* _GIVEN TEXT_:
PERSONAL: Born April 28, 1927, in East Prussia; died July 4, 2001, in Berlin, Germany; married twice; children: (second marriage) seven.

CAREER: Writer and activist. Founder, Sinti Union of Berlin and Organization for German Sinti and Roma.

WRITINGS:

(With Ulrich Enzensberger) A Gypsy in Auschwitz, London House (London, England), 1999.

SIDELIGHTS: Otto Rosenberg was born a Sinto Gypsy in East Prussia in 1927, and was raised by his grandparents when his parents separated. With about ten other families, he and his grandmother lived in a convoy of horse-drawn caravans, selling handcrafts and telling fortunes, until 1936, when the Sinti and Roma Gypsies were rounded up and forced to settle in Marzahn, a small area outside Berlin. Almost a thousand Gypsies were kept at Marzahn by the German authorities, who wanted to keep them out of sight during the 1936 Olympics.

* _TASK SET_:
**1.** List each distinct year mentioned in the biographical entry on Otto Rosenberg.
**2.** Pick up the biographical entry on Otto Rosenberg after its last sentence and carry it forward.
The records that follow were taken from a separate source and are unrelated to the entry on Otto Rosenberg.

* _DATASET CONTENT_:
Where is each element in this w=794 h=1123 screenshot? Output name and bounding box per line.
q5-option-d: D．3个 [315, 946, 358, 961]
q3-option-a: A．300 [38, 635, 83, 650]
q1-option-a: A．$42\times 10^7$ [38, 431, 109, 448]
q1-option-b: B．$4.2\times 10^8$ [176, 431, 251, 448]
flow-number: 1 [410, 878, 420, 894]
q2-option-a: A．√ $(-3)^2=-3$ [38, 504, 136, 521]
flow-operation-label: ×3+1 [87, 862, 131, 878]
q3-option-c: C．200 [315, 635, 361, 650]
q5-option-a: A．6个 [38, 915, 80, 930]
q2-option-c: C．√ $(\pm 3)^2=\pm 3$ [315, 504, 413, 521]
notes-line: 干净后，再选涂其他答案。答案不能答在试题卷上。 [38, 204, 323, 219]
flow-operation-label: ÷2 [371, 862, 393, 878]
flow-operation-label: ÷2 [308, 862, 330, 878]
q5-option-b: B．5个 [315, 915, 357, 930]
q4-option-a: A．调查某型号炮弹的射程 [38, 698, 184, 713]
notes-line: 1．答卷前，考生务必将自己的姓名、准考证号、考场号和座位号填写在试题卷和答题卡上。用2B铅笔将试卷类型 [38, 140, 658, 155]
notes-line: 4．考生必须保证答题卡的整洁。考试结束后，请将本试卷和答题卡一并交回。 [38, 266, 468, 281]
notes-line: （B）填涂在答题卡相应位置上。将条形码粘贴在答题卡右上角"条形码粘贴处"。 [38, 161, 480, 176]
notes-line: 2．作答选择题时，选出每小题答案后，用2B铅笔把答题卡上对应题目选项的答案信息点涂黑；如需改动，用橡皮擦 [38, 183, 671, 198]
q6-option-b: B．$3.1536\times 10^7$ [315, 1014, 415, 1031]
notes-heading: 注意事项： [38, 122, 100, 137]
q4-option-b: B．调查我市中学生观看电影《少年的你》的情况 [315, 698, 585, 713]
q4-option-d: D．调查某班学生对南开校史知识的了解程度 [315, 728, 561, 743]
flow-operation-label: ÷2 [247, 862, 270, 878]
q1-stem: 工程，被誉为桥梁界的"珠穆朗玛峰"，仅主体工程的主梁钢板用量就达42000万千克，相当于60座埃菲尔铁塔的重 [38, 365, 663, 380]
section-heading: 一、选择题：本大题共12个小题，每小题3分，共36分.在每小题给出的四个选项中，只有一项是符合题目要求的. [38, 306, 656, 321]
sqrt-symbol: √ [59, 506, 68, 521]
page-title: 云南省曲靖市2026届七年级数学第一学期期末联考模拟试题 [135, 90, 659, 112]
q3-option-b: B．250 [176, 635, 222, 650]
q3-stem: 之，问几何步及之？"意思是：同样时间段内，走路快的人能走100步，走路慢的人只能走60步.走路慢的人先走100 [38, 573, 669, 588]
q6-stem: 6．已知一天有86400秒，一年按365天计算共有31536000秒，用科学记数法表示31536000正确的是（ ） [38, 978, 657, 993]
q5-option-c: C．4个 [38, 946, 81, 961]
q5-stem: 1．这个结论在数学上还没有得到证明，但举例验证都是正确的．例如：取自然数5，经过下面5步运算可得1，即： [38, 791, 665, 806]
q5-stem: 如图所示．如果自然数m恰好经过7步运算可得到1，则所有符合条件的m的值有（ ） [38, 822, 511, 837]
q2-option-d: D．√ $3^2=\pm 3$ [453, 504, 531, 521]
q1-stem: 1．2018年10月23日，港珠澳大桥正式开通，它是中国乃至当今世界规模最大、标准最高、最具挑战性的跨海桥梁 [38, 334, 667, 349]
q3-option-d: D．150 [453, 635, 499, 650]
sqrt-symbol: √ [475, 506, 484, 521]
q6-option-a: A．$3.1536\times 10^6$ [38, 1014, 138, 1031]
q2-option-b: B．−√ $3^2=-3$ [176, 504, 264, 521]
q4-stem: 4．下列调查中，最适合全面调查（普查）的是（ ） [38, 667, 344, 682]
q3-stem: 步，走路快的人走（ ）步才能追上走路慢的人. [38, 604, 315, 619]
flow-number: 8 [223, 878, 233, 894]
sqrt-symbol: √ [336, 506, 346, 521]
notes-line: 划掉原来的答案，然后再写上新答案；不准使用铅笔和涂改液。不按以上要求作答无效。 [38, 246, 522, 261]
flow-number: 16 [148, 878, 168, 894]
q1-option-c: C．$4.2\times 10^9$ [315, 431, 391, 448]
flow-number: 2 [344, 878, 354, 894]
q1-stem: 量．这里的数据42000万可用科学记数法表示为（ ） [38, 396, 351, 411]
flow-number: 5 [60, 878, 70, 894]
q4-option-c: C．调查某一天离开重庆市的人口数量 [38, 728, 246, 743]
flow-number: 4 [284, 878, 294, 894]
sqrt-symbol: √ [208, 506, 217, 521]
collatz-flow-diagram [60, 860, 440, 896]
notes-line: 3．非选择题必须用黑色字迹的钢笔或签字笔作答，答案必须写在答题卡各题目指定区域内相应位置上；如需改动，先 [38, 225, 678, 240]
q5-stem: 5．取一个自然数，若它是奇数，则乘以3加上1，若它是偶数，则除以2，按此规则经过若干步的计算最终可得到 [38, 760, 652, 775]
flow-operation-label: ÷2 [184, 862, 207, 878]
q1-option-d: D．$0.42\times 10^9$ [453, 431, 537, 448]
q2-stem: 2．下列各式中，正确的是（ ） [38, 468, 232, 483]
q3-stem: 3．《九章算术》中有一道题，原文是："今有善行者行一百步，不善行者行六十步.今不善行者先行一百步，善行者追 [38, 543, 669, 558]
--
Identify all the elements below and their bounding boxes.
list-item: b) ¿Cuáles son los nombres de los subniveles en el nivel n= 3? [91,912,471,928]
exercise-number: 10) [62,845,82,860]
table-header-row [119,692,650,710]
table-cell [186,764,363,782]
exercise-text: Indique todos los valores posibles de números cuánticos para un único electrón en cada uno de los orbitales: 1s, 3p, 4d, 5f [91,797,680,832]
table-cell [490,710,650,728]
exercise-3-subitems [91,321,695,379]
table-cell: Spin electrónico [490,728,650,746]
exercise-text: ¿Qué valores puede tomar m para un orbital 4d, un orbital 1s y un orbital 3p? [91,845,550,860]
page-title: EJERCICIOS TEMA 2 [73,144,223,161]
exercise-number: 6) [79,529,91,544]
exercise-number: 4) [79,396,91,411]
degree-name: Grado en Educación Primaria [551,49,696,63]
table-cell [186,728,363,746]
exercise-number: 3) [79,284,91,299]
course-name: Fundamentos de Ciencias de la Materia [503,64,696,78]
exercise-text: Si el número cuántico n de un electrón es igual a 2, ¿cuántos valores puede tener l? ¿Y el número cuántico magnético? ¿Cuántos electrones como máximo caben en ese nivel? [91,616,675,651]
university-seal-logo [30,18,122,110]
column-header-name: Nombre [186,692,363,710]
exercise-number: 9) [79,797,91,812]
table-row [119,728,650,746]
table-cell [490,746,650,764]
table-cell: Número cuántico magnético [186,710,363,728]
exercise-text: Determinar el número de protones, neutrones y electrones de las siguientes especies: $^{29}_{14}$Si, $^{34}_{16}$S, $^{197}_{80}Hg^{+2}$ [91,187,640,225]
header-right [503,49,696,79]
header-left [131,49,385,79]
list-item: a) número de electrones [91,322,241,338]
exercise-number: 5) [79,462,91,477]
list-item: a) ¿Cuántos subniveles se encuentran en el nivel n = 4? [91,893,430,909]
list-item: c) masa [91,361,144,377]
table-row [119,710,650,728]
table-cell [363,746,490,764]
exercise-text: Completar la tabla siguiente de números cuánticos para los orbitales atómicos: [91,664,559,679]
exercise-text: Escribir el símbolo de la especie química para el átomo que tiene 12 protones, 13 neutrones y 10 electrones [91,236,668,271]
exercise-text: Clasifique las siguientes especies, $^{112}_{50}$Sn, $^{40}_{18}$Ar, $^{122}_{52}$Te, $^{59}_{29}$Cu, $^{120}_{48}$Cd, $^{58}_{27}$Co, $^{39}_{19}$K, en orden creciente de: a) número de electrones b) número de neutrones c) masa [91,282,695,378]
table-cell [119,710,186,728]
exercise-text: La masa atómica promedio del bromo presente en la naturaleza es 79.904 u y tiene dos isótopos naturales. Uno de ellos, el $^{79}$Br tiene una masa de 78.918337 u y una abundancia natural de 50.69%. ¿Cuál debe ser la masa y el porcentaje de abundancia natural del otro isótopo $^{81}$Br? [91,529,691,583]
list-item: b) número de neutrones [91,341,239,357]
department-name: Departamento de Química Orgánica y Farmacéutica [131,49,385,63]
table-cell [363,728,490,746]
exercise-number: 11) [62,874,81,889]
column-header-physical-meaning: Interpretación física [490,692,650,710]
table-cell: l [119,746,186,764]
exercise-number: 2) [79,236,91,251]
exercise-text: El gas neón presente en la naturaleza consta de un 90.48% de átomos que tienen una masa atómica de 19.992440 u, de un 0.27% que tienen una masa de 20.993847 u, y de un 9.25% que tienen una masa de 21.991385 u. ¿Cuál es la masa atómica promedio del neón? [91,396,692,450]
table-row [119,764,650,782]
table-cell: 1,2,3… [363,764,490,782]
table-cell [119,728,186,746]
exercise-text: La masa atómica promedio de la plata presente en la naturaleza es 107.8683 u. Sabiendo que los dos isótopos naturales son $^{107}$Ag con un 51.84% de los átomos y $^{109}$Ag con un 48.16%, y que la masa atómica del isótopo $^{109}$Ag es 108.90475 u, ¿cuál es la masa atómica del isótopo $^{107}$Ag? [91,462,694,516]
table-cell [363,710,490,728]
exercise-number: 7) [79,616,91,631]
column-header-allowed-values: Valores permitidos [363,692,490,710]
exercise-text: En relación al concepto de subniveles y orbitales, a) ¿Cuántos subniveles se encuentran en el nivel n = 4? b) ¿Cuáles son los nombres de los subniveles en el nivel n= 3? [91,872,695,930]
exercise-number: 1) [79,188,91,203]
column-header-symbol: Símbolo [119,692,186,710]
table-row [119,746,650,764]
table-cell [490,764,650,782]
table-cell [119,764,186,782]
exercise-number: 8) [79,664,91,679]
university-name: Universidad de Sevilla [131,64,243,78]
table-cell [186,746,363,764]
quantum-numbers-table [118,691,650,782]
--
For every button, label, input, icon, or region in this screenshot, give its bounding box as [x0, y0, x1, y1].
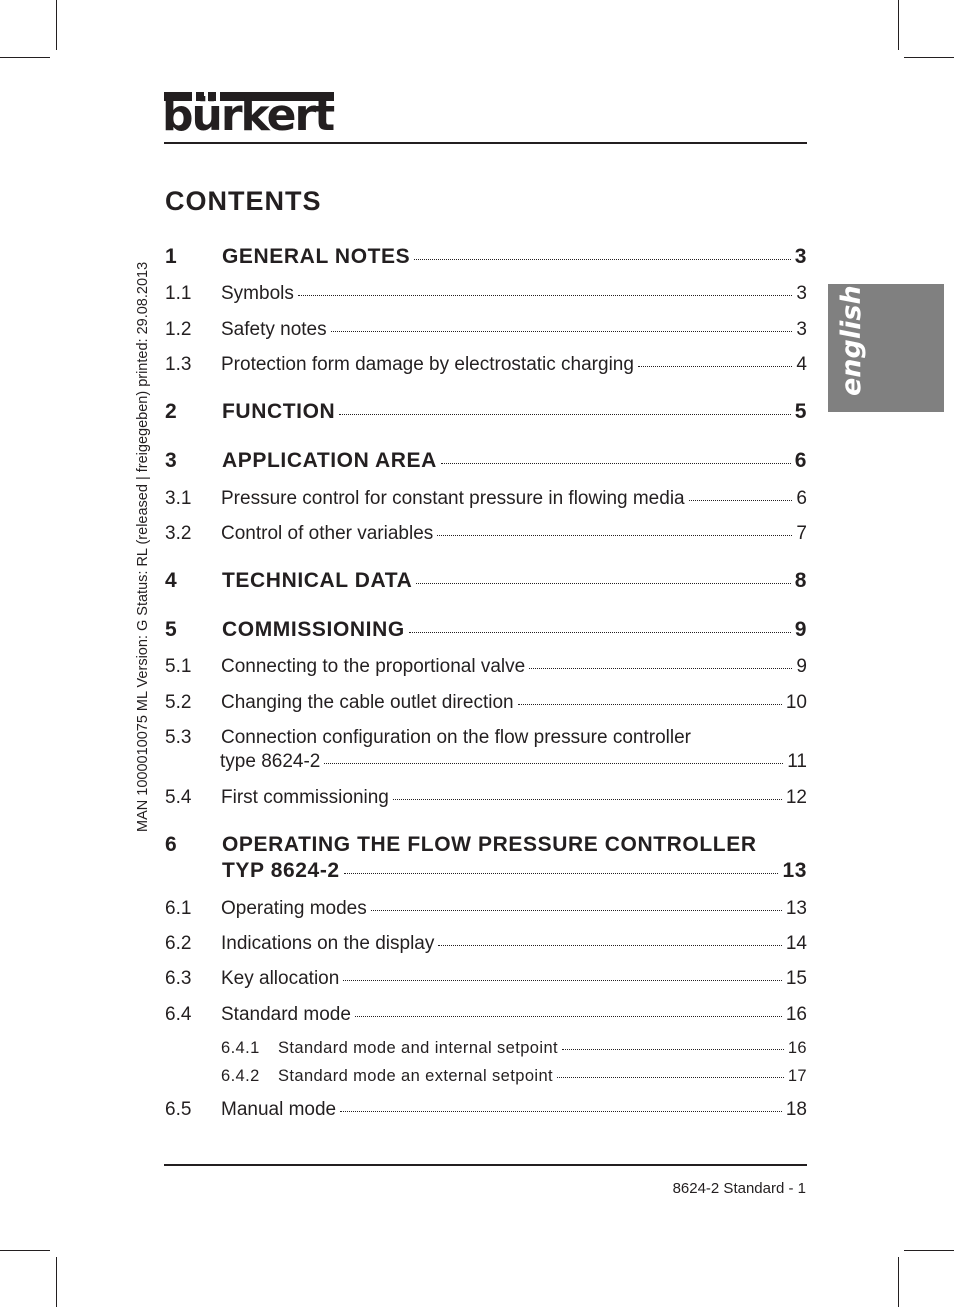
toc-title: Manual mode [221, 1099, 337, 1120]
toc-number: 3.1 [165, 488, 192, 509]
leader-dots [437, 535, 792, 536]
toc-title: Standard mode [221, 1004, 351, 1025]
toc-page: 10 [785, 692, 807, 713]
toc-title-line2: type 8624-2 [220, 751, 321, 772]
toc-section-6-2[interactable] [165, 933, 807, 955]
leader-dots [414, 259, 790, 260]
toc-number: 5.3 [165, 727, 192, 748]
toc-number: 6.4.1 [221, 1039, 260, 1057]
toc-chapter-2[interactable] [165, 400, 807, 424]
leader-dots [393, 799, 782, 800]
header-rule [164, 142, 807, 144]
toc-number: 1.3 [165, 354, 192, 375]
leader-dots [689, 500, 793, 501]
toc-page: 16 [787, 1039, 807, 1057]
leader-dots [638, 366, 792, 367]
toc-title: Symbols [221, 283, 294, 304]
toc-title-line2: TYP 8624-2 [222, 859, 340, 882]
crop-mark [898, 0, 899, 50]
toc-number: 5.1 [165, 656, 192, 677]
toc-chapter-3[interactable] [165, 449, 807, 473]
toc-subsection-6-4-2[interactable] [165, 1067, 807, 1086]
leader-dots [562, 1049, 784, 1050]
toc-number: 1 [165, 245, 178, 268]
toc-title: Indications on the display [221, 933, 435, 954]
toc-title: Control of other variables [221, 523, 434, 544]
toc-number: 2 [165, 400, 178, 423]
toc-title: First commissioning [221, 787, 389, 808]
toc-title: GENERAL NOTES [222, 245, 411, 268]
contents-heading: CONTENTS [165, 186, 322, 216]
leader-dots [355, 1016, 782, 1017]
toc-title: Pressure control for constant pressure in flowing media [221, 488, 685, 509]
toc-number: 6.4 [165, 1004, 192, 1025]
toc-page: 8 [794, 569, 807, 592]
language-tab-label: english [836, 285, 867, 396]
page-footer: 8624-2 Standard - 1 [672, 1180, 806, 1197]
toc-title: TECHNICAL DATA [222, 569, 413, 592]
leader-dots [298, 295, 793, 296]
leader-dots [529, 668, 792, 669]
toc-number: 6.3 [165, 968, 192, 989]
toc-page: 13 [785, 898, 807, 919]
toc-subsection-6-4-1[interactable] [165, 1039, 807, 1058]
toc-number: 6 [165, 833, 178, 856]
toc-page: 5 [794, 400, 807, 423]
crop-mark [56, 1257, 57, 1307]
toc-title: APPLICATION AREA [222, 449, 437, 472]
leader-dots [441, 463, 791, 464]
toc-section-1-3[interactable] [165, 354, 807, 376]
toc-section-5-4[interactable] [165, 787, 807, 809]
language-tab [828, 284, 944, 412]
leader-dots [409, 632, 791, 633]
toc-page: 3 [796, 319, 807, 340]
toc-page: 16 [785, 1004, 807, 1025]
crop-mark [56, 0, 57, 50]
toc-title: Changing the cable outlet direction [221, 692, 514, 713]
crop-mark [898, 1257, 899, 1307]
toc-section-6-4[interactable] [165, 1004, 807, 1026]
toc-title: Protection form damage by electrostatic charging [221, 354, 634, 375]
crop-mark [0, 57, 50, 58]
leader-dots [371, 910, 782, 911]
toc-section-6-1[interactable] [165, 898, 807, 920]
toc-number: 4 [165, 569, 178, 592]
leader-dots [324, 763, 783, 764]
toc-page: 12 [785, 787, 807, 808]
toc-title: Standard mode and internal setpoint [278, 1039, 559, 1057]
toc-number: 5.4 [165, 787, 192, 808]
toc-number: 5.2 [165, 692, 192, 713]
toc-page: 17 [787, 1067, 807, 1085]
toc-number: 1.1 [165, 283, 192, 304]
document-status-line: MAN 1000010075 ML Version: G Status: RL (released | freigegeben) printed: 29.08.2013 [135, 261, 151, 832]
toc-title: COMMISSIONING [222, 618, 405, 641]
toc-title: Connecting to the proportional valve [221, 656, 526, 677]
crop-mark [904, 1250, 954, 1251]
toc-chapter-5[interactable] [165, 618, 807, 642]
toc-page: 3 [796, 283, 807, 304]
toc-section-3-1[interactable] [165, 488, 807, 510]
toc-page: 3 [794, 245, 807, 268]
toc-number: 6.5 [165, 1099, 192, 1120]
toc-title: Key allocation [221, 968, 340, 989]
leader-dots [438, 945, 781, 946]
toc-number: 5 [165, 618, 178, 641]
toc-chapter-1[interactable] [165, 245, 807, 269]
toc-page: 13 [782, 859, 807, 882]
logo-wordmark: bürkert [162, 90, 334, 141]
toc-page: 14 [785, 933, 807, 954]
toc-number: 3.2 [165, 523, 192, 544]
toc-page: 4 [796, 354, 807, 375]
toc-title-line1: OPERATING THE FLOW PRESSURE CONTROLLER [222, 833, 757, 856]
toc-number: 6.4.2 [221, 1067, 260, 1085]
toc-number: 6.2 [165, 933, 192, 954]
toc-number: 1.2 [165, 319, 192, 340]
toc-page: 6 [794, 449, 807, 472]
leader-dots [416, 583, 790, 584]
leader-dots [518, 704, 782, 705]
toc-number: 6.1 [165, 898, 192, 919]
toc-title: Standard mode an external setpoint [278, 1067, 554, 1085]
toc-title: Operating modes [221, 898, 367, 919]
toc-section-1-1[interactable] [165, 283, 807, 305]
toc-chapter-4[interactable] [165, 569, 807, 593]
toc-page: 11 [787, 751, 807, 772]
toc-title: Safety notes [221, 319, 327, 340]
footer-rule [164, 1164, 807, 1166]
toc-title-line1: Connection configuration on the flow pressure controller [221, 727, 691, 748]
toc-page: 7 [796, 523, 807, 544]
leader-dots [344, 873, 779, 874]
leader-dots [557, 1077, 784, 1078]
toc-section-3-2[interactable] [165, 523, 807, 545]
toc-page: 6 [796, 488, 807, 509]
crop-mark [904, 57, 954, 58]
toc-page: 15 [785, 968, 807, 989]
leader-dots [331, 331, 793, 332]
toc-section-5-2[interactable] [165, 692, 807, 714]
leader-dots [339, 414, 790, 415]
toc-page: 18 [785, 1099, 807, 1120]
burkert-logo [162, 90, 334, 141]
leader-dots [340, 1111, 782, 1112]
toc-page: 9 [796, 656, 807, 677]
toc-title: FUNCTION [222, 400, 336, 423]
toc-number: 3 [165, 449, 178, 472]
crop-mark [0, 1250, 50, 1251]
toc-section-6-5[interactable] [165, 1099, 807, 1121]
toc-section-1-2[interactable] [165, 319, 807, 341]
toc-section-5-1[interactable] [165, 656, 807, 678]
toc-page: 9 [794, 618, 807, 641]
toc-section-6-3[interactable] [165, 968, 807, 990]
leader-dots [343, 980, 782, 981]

* _TASK-BY-TASK RESULTS_:
**1.** 1927, 1936, 1999, 2001

**2.**
Rosenberg attended a small school in the Marzahn camp, and learned about Roman Catholicism from a priest who visited the camp. He later said this faith helped him during the ordeals he would soon endure at the hands of the Nazis. Rosenberg also met anthropologist Robert Ritter and his assistant, Eva Justin, whom he liked because they often fed him. In 1938, most of the men in the camp were sent to the Sachsenhausen concentration camp. In 1943, when Rosenberg was fifteen, he and other Gypsies, including his grandmother, were taken to the Auschwitz-Birkenau concentration camp, where they were beaten, starved, and where many of them were murdered and cremated in huge ovens.

While at Auschwitz, Rosenberg met the infamous Josef Mengele, a physician who used the inmates of the camp as subjects in horrific experiments. Rosenberg noted that Mengele, despite his evil deeds, had a pleasant demeanor, often laughing, and Rosenberg found it hard to hate him even though he knew what Mengele was doing.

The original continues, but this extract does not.